RECORDS TO USE:
+===+

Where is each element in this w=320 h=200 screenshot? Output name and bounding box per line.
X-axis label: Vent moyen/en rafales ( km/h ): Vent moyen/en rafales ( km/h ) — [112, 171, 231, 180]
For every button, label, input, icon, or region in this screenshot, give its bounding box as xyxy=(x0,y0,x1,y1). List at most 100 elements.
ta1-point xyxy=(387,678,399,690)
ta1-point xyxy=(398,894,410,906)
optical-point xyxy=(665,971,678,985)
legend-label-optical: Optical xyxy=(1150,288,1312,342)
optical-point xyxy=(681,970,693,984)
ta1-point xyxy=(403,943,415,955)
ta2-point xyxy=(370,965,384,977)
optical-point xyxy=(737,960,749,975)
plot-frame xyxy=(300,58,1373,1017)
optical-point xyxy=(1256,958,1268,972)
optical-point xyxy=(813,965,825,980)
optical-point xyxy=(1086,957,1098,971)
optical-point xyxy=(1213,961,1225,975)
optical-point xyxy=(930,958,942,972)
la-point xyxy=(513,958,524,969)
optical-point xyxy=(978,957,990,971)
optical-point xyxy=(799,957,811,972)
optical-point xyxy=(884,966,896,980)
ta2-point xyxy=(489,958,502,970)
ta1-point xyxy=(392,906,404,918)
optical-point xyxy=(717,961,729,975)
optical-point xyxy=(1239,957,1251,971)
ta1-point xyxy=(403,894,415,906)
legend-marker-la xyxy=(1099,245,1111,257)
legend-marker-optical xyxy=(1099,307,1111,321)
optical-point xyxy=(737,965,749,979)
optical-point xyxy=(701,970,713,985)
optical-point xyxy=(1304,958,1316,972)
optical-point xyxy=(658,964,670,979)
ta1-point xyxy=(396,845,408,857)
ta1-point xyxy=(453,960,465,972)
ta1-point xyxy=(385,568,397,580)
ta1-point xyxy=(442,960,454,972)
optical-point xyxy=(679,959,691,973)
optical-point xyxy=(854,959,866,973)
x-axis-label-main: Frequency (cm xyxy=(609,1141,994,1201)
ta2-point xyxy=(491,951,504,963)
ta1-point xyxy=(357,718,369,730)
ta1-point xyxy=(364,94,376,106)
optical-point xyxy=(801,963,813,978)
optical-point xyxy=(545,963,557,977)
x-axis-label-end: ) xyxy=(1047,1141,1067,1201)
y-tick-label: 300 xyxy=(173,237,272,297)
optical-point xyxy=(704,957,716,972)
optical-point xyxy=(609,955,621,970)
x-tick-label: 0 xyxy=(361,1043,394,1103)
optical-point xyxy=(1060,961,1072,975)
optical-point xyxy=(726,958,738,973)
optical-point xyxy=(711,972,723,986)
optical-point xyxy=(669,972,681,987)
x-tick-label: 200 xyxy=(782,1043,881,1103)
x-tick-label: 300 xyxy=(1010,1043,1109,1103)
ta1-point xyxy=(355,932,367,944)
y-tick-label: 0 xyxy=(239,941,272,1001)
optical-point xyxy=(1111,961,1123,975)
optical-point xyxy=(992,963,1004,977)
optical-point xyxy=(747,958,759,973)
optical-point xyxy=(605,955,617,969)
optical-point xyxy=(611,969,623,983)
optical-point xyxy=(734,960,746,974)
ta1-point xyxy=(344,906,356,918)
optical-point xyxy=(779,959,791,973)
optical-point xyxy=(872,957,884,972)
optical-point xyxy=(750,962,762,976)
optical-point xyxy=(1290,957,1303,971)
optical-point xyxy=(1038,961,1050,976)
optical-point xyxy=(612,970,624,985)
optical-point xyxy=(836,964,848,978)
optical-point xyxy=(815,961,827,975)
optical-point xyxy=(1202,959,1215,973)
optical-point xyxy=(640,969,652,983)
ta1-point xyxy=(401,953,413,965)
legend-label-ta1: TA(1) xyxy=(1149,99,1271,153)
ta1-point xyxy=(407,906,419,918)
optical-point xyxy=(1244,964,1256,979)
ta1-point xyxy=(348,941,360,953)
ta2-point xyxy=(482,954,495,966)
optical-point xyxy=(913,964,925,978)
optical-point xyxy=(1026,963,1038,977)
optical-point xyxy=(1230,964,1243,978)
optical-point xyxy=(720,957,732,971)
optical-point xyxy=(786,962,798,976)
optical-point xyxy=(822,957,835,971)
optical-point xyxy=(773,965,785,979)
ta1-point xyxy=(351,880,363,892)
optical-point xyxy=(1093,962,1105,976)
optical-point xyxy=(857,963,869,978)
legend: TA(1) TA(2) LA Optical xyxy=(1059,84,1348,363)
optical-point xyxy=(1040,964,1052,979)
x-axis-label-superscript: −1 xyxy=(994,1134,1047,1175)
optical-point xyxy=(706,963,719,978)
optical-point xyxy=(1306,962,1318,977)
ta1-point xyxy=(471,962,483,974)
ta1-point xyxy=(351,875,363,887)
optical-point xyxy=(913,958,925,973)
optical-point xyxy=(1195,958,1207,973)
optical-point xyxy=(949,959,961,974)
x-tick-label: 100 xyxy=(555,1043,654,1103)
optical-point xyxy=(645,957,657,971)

+===+

WHAT YOU HAVE TO DO: Copy all of the records above line for line, changing nothing.

SOLUTION BELOW:
Where is each element in this w=320 h=200 screenshot? Output name and bounding box per line.
X-axis label: Vent moyen/en rafales ( km/h ): Vent moyen/en rafales ( km/h ) — [112, 171, 231, 180]
For every button, label, input, icon, or region in this screenshot, give its bounding box as xyxy=(x0,y0,x1,y1). List at most 100 elements.
ta1-point xyxy=(387,678,399,690)
ta1-point xyxy=(398,894,410,906)
optical-point xyxy=(665,971,678,985)
legend-label-optical: Optical xyxy=(1150,288,1312,342)
optical-point xyxy=(681,970,693,984)
ta1-point xyxy=(403,943,415,955)
ta2-point xyxy=(370,965,384,977)
optical-point xyxy=(737,960,749,975)
plot-frame xyxy=(300,58,1373,1017)
optical-point xyxy=(1256,958,1268,972)
optical-point xyxy=(813,965,825,980)
optical-point xyxy=(1086,957,1098,971)
optical-point xyxy=(1213,961,1225,975)
optical-point xyxy=(930,958,942,972)
la-point xyxy=(513,958,524,969)
optical-point xyxy=(978,957,990,971)
optical-point xyxy=(799,957,811,972)
optical-point xyxy=(884,966,896,980)
ta2-point xyxy=(489,958,502,970)
ta1-point xyxy=(392,906,404,918)
optical-point xyxy=(717,961,729,975)
optical-point xyxy=(1239,957,1251,971)
ta1-point xyxy=(403,894,415,906)
legend-marker-la xyxy=(1099,245,1111,257)
legend-marker-optical xyxy=(1099,307,1111,321)
optical-point xyxy=(737,965,749,979)
optical-point xyxy=(701,970,713,985)
optical-point xyxy=(1304,958,1316,972)
optical-point xyxy=(658,964,670,979)
ta1-point xyxy=(396,845,408,857)
ta1-point xyxy=(453,960,465,972)
ta1-point xyxy=(385,568,397,580)
ta1-point xyxy=(442,960,454,972)
optical-point xyxy=(679,959,691,973)
optical-point xyxy=(854,959,866,973)
x-axis-label-main: Frequency (cm xyxy=(609,1141,994,1201)
ta2-point xyxy=(491,951,504,963)
ta1-point xyxy=(357,718,369,730)
ta1-point xyxy=(364,94,376,106)
optical-point xyxy=(801,963,813,978)
optical-point xyxy=(545,963,557,977)
x-axis-label-end: ) xyxy=(1047,1141,1067,1201)
y-tick-label: 300 xyxy=(173,237,272,297)
optical-point xyxy=(704,957,716,972)
optical-point xyxy=(609,955,621,970)
x-tick-label: 0 xyxy=(361,1043,394,1103)
optical-point xyxy=(1060,961,1072,975)
optical-point xyxy=(726,958,738,973)
optical-point xyxy=(711,972,723,986)
optical-point xyxy=(669,972,681,987)
x-tick-label: 200 xyxy=(782,1043,881,1103)
x-tick-label: 300 xyxy=(1010,1043,1109,1103)
ta1-point xyxy=(355,932,367,944)
y-tick-label: 0 xyxy=(239,941,272,1001)
optical-point xyxy=(1111,961,1123,975)
optical-point xyxy=(992,963,1004,977)
optical-point xyxy=(747,958,759,973)
optical-point xyxy=(605,955,617,969)
optical-point xyxy=(611,969,623,983)
optical-point xyxy=(734,960,746,974)
ta1-point xyxy=(344,906,356,918)
optical-point xyxy=(779,959,791,973)
optical-point xyxy=(872,957,884,972)
optical-point xyxy=(750,962,762,976)
optical-point xyxy=(1290,957,1303,971)
optical-point xyxy=(1038,961,1050,976)
optical-point xyxy=(612,970,624,985)
optical-point xyxy=(836,964,848,978)
optical-point xyxy=(815,961,827,975)
optical-point xyxy=(1202,959,1215,973)
optical-point xyxy=(640,969,652,983)
ta1-point xyxy=(401,953,413,965)
legend-label-ta1: TA(1) xyxy=(1149,99,1271,153)
ta1-point xyxy=(407,906,419,918)
optical-point xyxy=(1244,964,1256,979)
ta1-point xyxy=(348,941,360,953)
ta2-point xyxy=(482,954,495,966)
optical-point xyxy=(913,964,925,978)
optical-point xyxy=(1026,963,1038,977)
optical-point xyxy=(1230,964,1243,978)
optical-point xyxy=(720,957,732,971)
optical-point xyxy=(786,962,798,976)
optical-point xyxy=(822,957,835,971)
optical-point xyxy=(773,965,785,979)
ta1-point xyxy=(351,880,363,892)
optical-point xyxy=(1093,962,1105,976)
optical-point xyxy=(857,963,869,978)
legend: TA(1) TA(2) LA Optical xyxy=(1059,84,1348,363)
optical-point xyxy=(1040,964,1052,979)
x-axis-label-superscript: −1 xyxy=(994,1134,1047,1175)
optical-point xyxy=(706,963,719,978)
optical-point xyxy=(1306,962,1318,977)
ta1-point xyxy=(471,962,483,974)
ta1-point xyxy=(351,875,363,887)
optical-point xyxy=(913,958,925,973)
optical-point xyxy=(1195,958,1207,973)
optical-point xyxy=(949,959,961,974)
x-tick-label: 100 xyxy=(555,1043,654,1103)
optical-point xyxy=(645,957,657,971)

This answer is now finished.